Dataset entries:
★ ★ ★

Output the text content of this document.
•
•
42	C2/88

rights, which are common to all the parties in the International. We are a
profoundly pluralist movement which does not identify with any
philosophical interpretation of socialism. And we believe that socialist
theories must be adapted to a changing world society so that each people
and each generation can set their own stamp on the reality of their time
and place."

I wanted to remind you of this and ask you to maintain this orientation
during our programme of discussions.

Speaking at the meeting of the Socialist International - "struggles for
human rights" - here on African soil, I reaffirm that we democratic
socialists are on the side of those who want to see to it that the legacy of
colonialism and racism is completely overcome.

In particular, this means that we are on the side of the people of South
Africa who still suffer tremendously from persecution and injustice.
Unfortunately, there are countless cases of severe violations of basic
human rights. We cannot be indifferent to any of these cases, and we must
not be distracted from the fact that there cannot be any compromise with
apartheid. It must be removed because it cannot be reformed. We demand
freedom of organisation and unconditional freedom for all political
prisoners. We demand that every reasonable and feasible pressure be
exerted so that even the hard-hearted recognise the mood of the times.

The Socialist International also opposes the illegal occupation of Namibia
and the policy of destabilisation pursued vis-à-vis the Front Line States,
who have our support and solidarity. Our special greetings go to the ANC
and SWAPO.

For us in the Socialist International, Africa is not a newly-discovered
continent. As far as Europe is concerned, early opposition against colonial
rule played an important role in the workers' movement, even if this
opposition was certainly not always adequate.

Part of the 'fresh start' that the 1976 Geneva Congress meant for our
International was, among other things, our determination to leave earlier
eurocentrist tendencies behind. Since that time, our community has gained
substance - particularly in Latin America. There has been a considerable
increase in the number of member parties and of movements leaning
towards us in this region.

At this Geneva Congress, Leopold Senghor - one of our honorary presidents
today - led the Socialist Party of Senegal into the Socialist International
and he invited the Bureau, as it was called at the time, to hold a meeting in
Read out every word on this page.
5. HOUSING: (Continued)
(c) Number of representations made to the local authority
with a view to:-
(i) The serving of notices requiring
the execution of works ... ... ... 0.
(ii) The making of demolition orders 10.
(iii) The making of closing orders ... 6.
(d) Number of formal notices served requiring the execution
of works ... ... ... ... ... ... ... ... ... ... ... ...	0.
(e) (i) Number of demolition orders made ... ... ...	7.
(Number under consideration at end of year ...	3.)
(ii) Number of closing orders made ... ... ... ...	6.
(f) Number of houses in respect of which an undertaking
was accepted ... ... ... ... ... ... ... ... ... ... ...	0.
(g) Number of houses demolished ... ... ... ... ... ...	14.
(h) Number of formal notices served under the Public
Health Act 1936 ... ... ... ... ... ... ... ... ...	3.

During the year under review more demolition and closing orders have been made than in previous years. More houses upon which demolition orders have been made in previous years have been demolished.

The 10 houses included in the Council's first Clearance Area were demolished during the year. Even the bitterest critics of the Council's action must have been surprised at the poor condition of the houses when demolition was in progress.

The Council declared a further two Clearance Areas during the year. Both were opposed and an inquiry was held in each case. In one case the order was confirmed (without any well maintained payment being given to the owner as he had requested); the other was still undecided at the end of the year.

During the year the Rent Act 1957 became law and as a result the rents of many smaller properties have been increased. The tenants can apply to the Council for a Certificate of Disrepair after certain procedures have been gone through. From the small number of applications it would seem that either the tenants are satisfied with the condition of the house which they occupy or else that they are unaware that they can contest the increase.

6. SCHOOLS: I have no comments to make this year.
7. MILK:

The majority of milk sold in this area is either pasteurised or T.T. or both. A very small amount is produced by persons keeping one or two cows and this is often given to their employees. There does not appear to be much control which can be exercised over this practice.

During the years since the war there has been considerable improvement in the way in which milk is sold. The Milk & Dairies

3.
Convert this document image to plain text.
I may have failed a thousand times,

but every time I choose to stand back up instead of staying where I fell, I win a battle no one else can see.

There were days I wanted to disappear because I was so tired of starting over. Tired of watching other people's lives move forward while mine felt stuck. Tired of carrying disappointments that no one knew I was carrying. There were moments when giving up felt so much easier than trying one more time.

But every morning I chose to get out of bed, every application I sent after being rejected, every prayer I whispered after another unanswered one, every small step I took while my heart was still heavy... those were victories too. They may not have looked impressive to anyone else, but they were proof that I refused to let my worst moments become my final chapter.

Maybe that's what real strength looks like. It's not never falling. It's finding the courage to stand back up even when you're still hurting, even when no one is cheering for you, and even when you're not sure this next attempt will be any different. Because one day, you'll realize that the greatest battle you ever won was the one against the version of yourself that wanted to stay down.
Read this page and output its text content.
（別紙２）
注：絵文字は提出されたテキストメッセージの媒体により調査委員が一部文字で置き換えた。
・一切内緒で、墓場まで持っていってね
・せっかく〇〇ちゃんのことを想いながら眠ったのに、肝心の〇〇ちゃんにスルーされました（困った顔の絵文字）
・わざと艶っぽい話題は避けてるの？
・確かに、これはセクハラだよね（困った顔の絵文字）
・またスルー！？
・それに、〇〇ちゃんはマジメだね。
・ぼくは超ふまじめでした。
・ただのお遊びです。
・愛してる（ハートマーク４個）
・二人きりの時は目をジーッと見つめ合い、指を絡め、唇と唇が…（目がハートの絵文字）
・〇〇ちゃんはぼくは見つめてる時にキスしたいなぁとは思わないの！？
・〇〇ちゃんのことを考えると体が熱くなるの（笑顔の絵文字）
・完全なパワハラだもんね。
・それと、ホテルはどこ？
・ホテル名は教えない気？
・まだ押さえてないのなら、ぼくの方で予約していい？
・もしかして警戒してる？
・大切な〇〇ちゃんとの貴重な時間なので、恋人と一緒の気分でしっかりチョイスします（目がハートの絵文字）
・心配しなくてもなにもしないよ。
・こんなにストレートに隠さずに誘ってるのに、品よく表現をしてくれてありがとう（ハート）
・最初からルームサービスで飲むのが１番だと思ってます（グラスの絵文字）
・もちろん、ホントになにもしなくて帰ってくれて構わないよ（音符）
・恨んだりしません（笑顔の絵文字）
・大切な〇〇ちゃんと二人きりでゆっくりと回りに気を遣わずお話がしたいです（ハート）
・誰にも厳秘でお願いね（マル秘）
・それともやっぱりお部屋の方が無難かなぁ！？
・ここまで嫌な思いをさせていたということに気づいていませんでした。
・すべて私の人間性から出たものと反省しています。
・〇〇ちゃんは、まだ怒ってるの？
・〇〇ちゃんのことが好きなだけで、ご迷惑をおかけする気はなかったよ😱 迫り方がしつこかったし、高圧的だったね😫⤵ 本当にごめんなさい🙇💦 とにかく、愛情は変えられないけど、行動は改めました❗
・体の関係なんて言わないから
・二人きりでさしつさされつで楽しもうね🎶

★ ★ ★

GIVEN TASK: Reproduce the listing above verbatim, from first line to last.

SOLUTION FOR THIS EXERCISE:
Output the text content of this document.
•
•
42	C2/88

rights, which are common to all the parties in the International. We are a
profoundly pluralist movement which does not identify with any
philosophical interpretation of socialism. And we believe that socialist
theories must be adapted to a changing world society so that each people
and each generation can set their own stamp on the reality of their time
and place."

I wanted to remind you of this and ask you to maintain this orientation
during our programme of discussions.

Speaking at the meeting of the Socialist International - "struggles for
human rights" - here on African soil, I reaffirm that we democratic
socialists are on the side of those who want to see to it that the legacy of
colonialism and racism is completely overcome.

In particular, this means that we are on the side of the people of South
Africa who still suffer tremendously from persecution and injustice.
Unfortunately, there are countless cases of severe violations of basic
human rights. We cannot be indifferent to any of these cases, and we must
not be distracted from the fact that there cannot be any compromise with
apartheid. It must be removed because it cannot be reformed. We demand
freedom of organisation and unconditional freedom for all political
prisoners. We demand that every reasonable and feasible pressure be
exerted so that even the hard-hearted recognise the mood of the times.

The Socialist International also opposes the illegal occupation of Namibia
and the policy of destabilisation pursued vis-à-vis the Front Line States,
who have our support and solidarity. Our special greetings go to the ANC
and SWAPO.

For us in the Socialist International, Africa is not a newly-discovered
continent. As far as Europe is concerned, early opposition against colonial
rule played an important role in the workers' movement, even if this
opposition was certainly not always adequate.

Part of the 'fresh start' that the 1976 Geneva Congress meant for our
International was, among other things, our determination to leave earlier
eurocentrist tendencies behind. Since that time, our community has gained
substance - particularly in Latin America. There has been a considerable
increase in the number of member parties and of movements leaning
towards us in this region.

At this Geneva Congress, Leopold Senghor - one of our honorary presidents
today - led the Socialist Party of Senegal into the Socialist International
and he invited the Bureau, as it was called at the time, to hold a meeting in
Read out every word on this page.
5. HOUSING: (Continued)
(c) Number of representations made to the local authority
with a view to:-
(i) The serving of notices requiring
the execution of works ... ... ... 0.
(ii) The making of demolition orders 10.
(iii) The making of closing orders ... 6.
(d) Number of formal notices served requiring the execution
of works ... ... ... ... ... ... ... ... ... ... ... ...	0.
(e) (i) Number of demolition orders made ... ... ...	7.
(Number under consideration at end of year ...	3.)
(ii) Number of closing orders made ... ... ... ...	6.
(f) Number of houses in respect of which an undertaking
was accepted ... ... ... ... ... ... ... ... ... ... ...	0.
(g) Number of houses demolished ... ... ... ... ... ...	14.
(h) Number of formal notices served under the Public
Health Act 1936 ... ... ... ... ... ... ... ... ...	3.

During the year under review more demolition and closing orders have been made than in previous years. More houses upon which demolition orders have been made in previous years have been demolished.

The 10 houses included in the Council's first Clearance Area were demolished during the year. Even the bitterest critics of the Council's action must have been surprised at the poor condition of the houses when demolition was in progress.

The Council declared a further two Clearance Areas during the year. Both were opposed and an inquiry was held in each case. In one case the order was confirmed (without any well maintained payment being given to the owner as he had requested); the other was still undecided at the end of the year.

During the year the Rent Act 1957 became law and as a result the rents of many smaller properties have been increased. The tenants can apply to the Council for a Certificate of Disrepair after certain procedures have been gone through. From the small number of applications it would seem that either the tenants are satisfied with the condition of the house which they occupy or else that they are unaware that they can contest the increase.

6. SCHOOLS: I have no comments to make this year.
7. MILK:

The majority of milk sold in this area is either pasteurised or T.T. or both. A very small amount is produced by persons keeping one or two cows and this is often given to their employees. There does not appear to be much control which can be exercised over this practice.

During the years since the war there has been considerable improvement in the way in which milk is sold. The Milk & Dairies

3.
Convert this document image to plain text.
I may have failed a thousand times,

but every time I choose to stand back up instead of staying where I fell, I win a battle no one else can see.

There were days I wanted to disappear because I was so tired of starting over. Tired of watching other people's lives move forward while mine felt stuck. Tired of carrying disappointments that no one knew I was carrying. There were moments when giving up felt so much easier than trying one more time.

But every morning I chose to get out of bed, every application I sent after being rejected, every prayer I whispered after another unanswered one, every small step I took while my heart was still heavy... those were victories too. They may not have looked impressive to anyone else, but they were proof that I refused to let my worst moments become my final chapter.

Maybe that's what real strength looks like. It's not never falling. It's finding the courage to stand back up even when you're still hurting, even when no one is cheering for you, and even when you're not sure this next attempt will be any different. Because one day, you'll realize that the greatest battle you ever won was the one against the version of yourself that wanted to stay down.
Read this page and output its text content.
（別紙２）
注：絵文字は提出されたテキストメッセージの媒体により調査委員が一部文字で置き換えた。
・一切内緒で、墓場まで持っていってね
・せっかく〇〇ちゃんのことを想いながら眠ったのに、肝心の〇〇ちゃんにスルーされました（困った顔の絵文字）
・わざと艶っぽい話題は避けてるの？
・確かに、これはセクハラだよね（困った顔の絵文字）
・またスルー！？
・それに、〇〇ちゃんはマジメだね。
・ぼくは超ふまじめでした。
・ただのお遊びです。
・愛してる（ハートマーク４個）
・二人きりの時は目をジーッと見つめ合い、指を絡め、唇と唇が…（目がハートの絵文字）
・〇〇ちゃんはぼくは見つめてる時にキスしたいなぁとは思わないの！？
・〇〇ちゃんのことを考えると体が熱くなるの（笑顔の絵文字）
・完全なパワハラだもんね。
・それと、ホテルはどこ？
・ホテル名は教えない気？
・まだ押さえてないのなら、ぼくの方で予約していい？
・もしかして警戒してる？
・大切な〇〇ちゃんとの貴重な時間なので、恋人と一緒の気分でしっかりチョイスします（目がハートの絵文字）
・心配しなくてもなにもしないよ。
・こんなにストレートに隠さずに誘ってるのに、品よく表現をしてくれてありがとう（ハート）
・最初からルームサービスで飲むのが１番だと思ってます（グラスの絵文字）
・もちろん、ホントになにもしなくて帰ってくれて構わないよ（音符）
・恨んだりしません（笑顔の絵文字）
・大切な〇〇ちゃんと二人きりでゆっくりと回りに気を遣わずお話がしたいです（ハート）
・誰にも厳秘でお願いね（マル秘）
・それともやっぱりお部屋の方が無難かなぁ！？
・ここまで嫌な思いをさせていたということに気づいていませんでした。
・すべて私の人間性から出たものと反省しています。
・〇〇ちゃんは、まだ怒ってるの？
・〇〇ちゃんのことが好きなだけで、ご迷惑をおかけする気はなかったよ😱 迫り方がしつこかったし、高圧的だったね😫⤵ 本当にごめんなさい🙇💦 とにかく、愛情は変えられないけど、行動は改めました❗
・体の関係なんて言わないから
・二人きりでさしつさされつで楽しもうね🎶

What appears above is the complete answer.